* Reading text
####################
The reason two passes is cheaper?
texture2D is a fairly high cost call, sampling a texture.
So, in a single pass, like below, there are 3 steps, per x and y.
That means a total of 9 "taps", it touches the texture to sample 9 times.
Now imagine we apply this to some geometry, that is equal to 16 pixels on screen (tiny)
(16 * 16) * 9 = 2304 samples taken, for width * height number of pixels, * 9 taps
Now, if you split them up, it becomes 3 for x, and 3 for y, a total of 6 taps
(16 * 16) * 6 = 1536 samples
That's on a *tiny* sprite, let's scale that up to 128x128 sprite...
(128 * 128) * 9 = 147,456
(128 * 128) * 6 = 98,304
That's 33.33..% cheaper for splitting them up.
That's with 3 steps, with higher steps (more taps per pass...)
A really smooth, 6 steps, 6*6 = 36 taps for one pass, 12 taps for two pass
You will notice, the curve is not linear, at 12 steps it's 144 vs 24 taps
It becomes orders of magnitude slower to do single pass!
####################
* Short problem 1
Format the records as a Markdown table with the columns Row and Line, one numbered row per line, covering the stretch from the line containing "UI element localization: list" through the end of the records. Leave out blank lines and the pictures.
####################
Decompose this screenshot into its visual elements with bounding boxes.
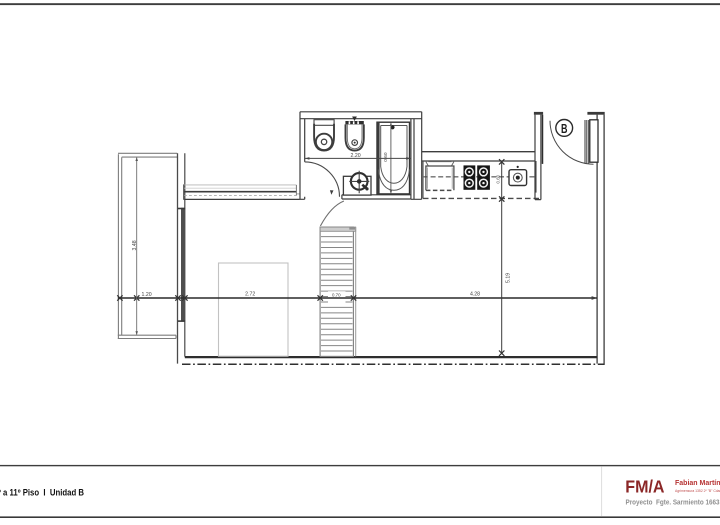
svg-text:FM/A: FM/A	[625, 476, 664, 496]
svg-text:1.20: 1.20	[142, 292, 152, 298]
svg-text:0.60: 0.60	[496, 174, 501, 183]
svg-text:5.19: 5.19	[505, 273, 511, 283]
svg-text:4.28: 4.28	[470, 292, 480, 298]
svg-text:Fabian Martínez: Fabian Martínez	[675, 480, 720, 487]
svg-text:Proyecto Fgte. Sarmiento 1663: Proyecto Fgte. Sarmiento 1663	[626, 497, 720, 506]
svg-text:0.70: 0.70	[332, 292, 341, 297]
svg-text:B: B	[561, 121, 568, 136]
svg-text:2.20: 2.20	[351, 153, 361, 159]
svg-text:º a 11º Piso I Unidad B: º a 11º Piso I Unidad B	[0, 488, 84, 498]
svg-text:0.60: 0.60	[383, 152, 389, 162]
svg-text:3.48: 3.48	[132, 240, 138, 250]
svg-text:Agrimensura 1352 2º "B" Cdad.: Agrimensura 1352 2º "B" Cdad. de Bs. As.	[675, 489, 720, 493]
svg-text:2.72: 2.72	[245, 292, 255, 298]
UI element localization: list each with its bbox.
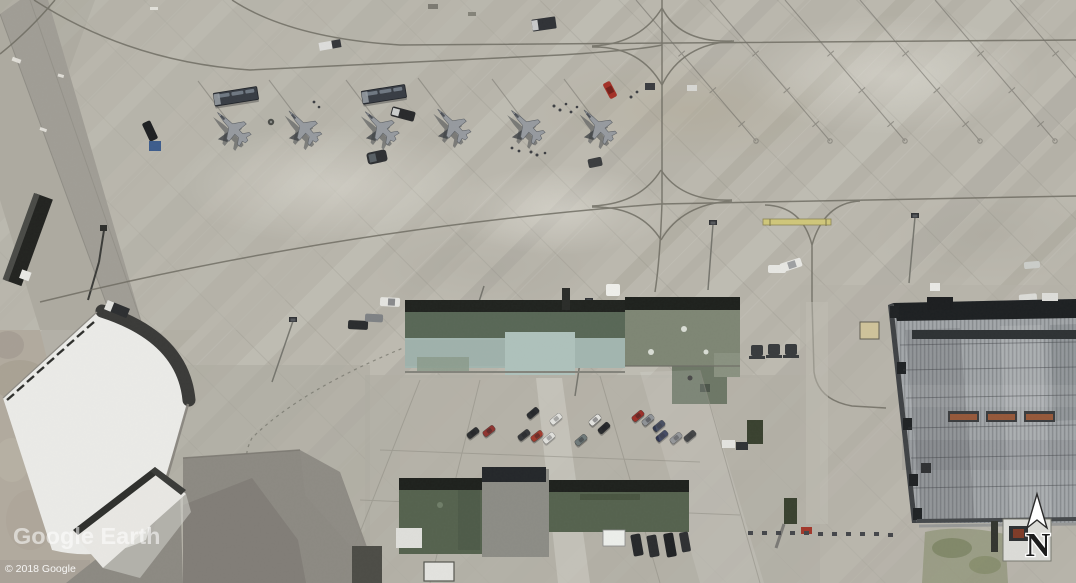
- svg-text:N: N: [1026, 527, 1051, 564]
- svg-text:Google Earth: Google Earth: [13, 523, 161, 549]
- svg-text:© 2018 Google: © 2018 Google: [5, 563, 76, 575]
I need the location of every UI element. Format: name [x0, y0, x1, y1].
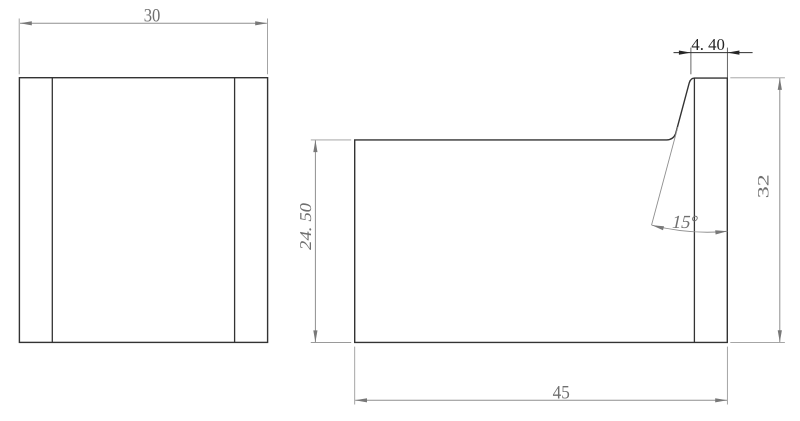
svg-text:45: 45 [553, 383, 570, 404]
svg-text:15°: 15° [670, 212, 700, 233]
svg-text:4. 40: 4. 40 [691, 35, 725, 54]
svg-text:32: 32 [756, 174, 773, 198]
svg-text:24. 50: 24. 50 [296, 201, 315, 251]
svg-text:30: 30 [144, 5, 161, 26]
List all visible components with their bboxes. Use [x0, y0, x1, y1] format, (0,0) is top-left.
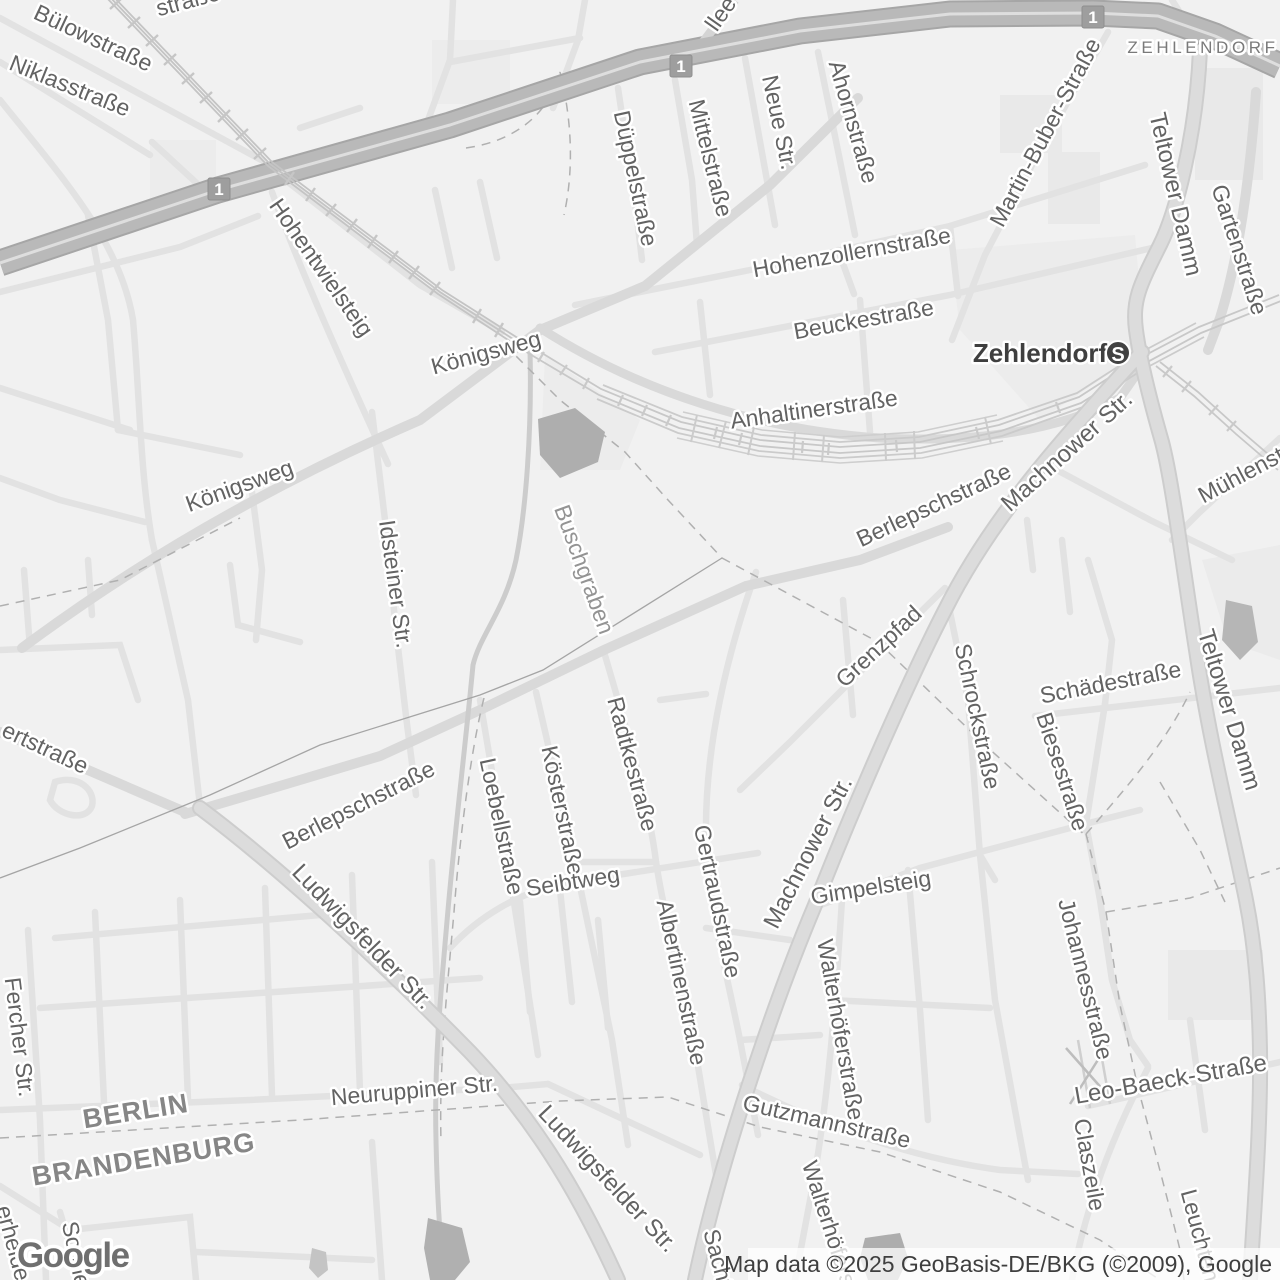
####################
* Short problem 2
In the text on two-pass texture sampling, how many samples does a 128x128 sprite take when the work is split into two passes?

* Exercise output 1
| Row | Line |
|---|---|
| 1 | UI element localization: list each with its bbox. |
| 2 | - svg-text:N: N: [1026, 527, 1051, 564] |
| 3 | - svg-text:Google Earth: Google Earth: [13, 523, 161, 549] |
| 4 | - svg-text:© 2018 Google: © 2018 Google: [5, 563, 76, 575] |
| 5 | I need the location of every UI element. Format: name [x0, y0, x1, y1]. |
| 6 | svg-text:45: 45 [553, 383, 570, 404] |
| 7 | svg-text:15°: 15° [670, 212, 700, 233] |
| 8 | svg-text:4. 40: 4. 40 [691, 35, 725, 54] |
| 9 | svg-text:32: 32 [756, 174, 773, 198] |
| 10 | svg-text:24. 50: 24. 50 [296, 201, 315, 251] |
| 11 | svg-text:30: 30 [144, 5, 161, 26] |
| 12 | List all visible components with their bboxes. Use [x0, y0, x1, y1] format, (0,0) is top-left. |

* Exercise output 2
98,304 samples.